What to do → Without the pictures, output the records below word for word.

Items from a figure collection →

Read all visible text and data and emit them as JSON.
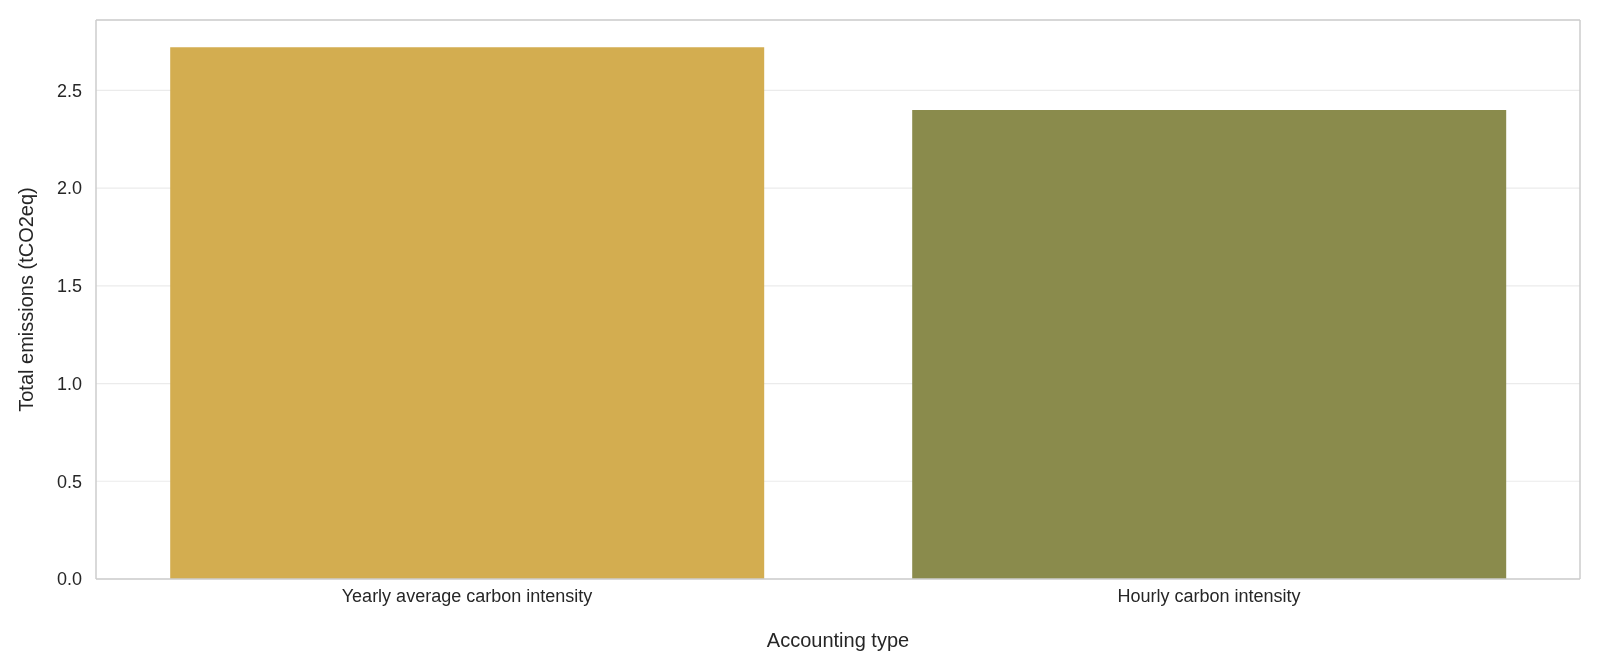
{
  "chart_data": {
    "type": "bar",
    "categories": [
      "Yearly average carbon intensity",
      "Hourly carbon intensity"
    ],
    "values": [
      2.72,
      2.4
    ],
    "colors": [
      "#d3ad50",
      "#8a8b4c"
    ],
    "xlabel": "Accounting type",
    "ylabel": "Total emissions (tCO2eq)",
    "ylim": [
      0,
      2.86
    ],
    "yticks": [
      {
        "value": 0,
        "label": "0.0"
      },
      0.5,
      {
        "value": 1,
        "label": "1.0"
      },
      1.5,
      {
        "value": 2,
        "label": "2.0"
      },
      2.5
    ],
    "grid": "y"
  }
}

Answer to this exercise →
Read all visible text and data and emit them as JSON.
{
  "chart_data": {
    "type": "bar",
    "categories": [
      "Yearly average carbon intensity",
      "Hourly carbon intensity"
    ],
    "values": [
      2.72,
      2.4
    ],
    "colors": [
      "#d3ad50",
      "#8a8b4c"
    ],
    "xlabel": "Accounting type",
    "ylabel": "Total emissions (tCO2eq)",
    "ylim": [
      0,
      2.86
    ],
    "yticks": [
      {
        "value": 0,
        "label": "0.0"
      },
      0.5,
      {
        "value": 1,
        "label": "1.0"
      },
      1.5,
      {
        "value": 2,
        "label": "2.0"
      },
      2.5
    ],
    "grid": "y"
  }
}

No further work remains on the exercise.